§ **Exercise goal**
Will you output all of the data below exactly, omitting the images?

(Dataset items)
★ ★ ★ ★

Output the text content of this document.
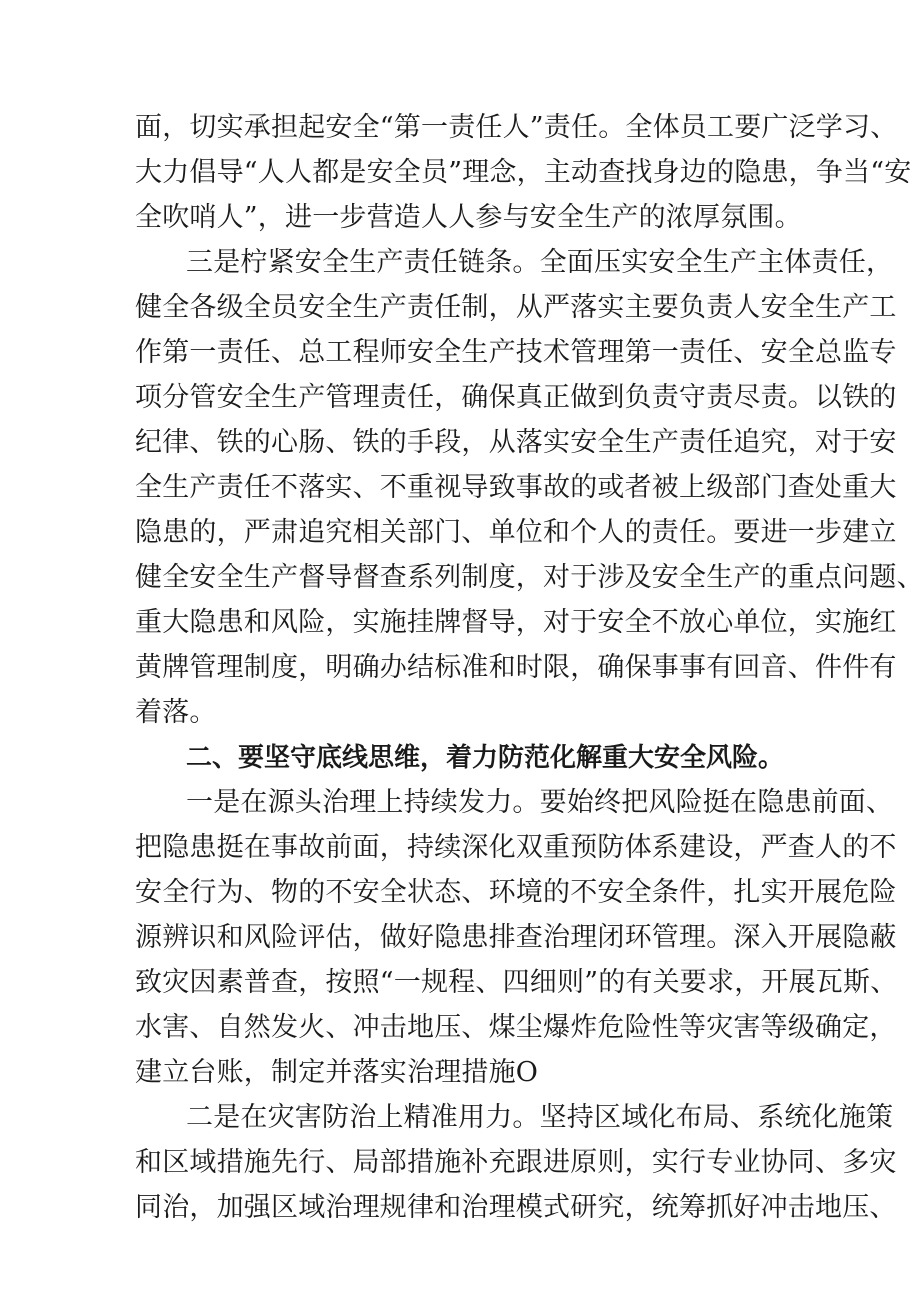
面，切实承担起安全“第一责任人”责任。全体员工要广泛学习、
大力倡导“人人都是安全员”理念，主动查找身边的隐患，争当“安
全吹哨人”，进一步营造人人参与安全生产的浓厚氛围。
三是柠紧安全生产责任链条。全面压实安全生产主体责任，
健全各级全员安全生产责任制，从严落实主要负责人安全生产工
作第一责任、总工程师安全生产技术管理第一责任、安全总监专
项分管安全生产管理责任，确保真正做到负责守责尽责。以铁的
纪律、铁的心肠、铁的手段，从落实安全生产责任追究，对于安
全生产责任不落实、不重视导致事故的或者被上级部门查处重大
隐患的，严肃追究相关部门、单位和个人的责任。要进一步建立
健全安全生产督导督查系列制度，对于涉及安全生产的重点问题、
重大隐患和风险，实施挂牌督导，对于安全不放心单位，实施红
黄牌管理制度，明确办结标准和时限，确保事事有回音、件件有
着落。
二、要坚守底线思维，着力防范化解重大安全风险。
一是在源头治理上持续发力。要始终把风险挺在隐患前面、
把隐患挺在事故前面，持续深化双重预防体系建设，严查人的不
安全行为、物的不安全状态、环境的不安全条件，扎实开展危险
源辨识和风险评估，做好隐患排查治理闭环管理。深入开展隐蔽
致灾因素普查，按照“一规程、四细则”的有关要求，开展瓦斯、
水害、自然发火、冲击地压、煤尘爆炸危险性等灾害等级确定，
建立台账，制定并落实治理措施O
二是在灾害防治上精准用力。坚持区域化布局、系统化施策
和区域措施先行、局部措施补充跟进原则，实行专业协同、多灾
同治，加强区域治理规律和治理模式研究，统筹抓好冲击地压、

★ ★ ★ ★

§ **Output for this task**
Output the text content of this document.
面，切实承担起安全“第一责任人”责任。全体员工要广泛学习、
大力倡导“人人都是安全员”理念，主动查找身边的隐患，争当“安
全吹哨人”，进一步营造人人参与安全生产的浓厚氛围。
三是柠紧安全生产责任链条。全面压实安全生产主体责任，
健全各级全员安全生产责任制，从严落实主要负责人安全生产工
作第一责任、总工程师安全生产技术管理第一责任、安全总监专
项分管安全生产管理责任，确保真正做到负责守责尽责。以铁的
纪律、铁的心肠、铁的手段，从落实安全生产责任追究，对于安
全生产责任不落实、不重视导致事故的或者被上级部门查处重大
隐患的，严肃追究相关部门、单位和个人的责任。要进一步建立
健全安全生产督导督查系列制度，对于涉及安全生产的重点问题、
重大隐患和风险，实施挂牌督导，对于安全不放心单位，实施红
黄牌管理制度，明确办结标准和时限，确保事事有回音、件件有
着落。
二、要坚守底线思维，着力防范化解重大安全风险。
一是在源头治理上持续发力。要始终把风险挺在隐患前面、
把隐患挺在事故前面，持续深化双重预防体系建设，严查人的不
安全行为、物的不安全状态、环境的不安全条件，扎实开展危险
源辨识和风险评估，做好隐患排查治理闭环管理。深入开展隐蔽
致灾因素普查，按照“一规程、四细则”的有关要求，开展瓦斯、
水害、自然发火、冲击地压、煤尘爆炸危险性等灾害等级确定，
建立台账，制定并落实治理措施O
二是在灾害防治上精准用力。坚持区域化布局、系统化施策
和区域措施先行、局部措施补充跟进原则，实行专业协同、多灾
同治，加强区域治理规律和治理模式研究，统筹抓好冲击地压、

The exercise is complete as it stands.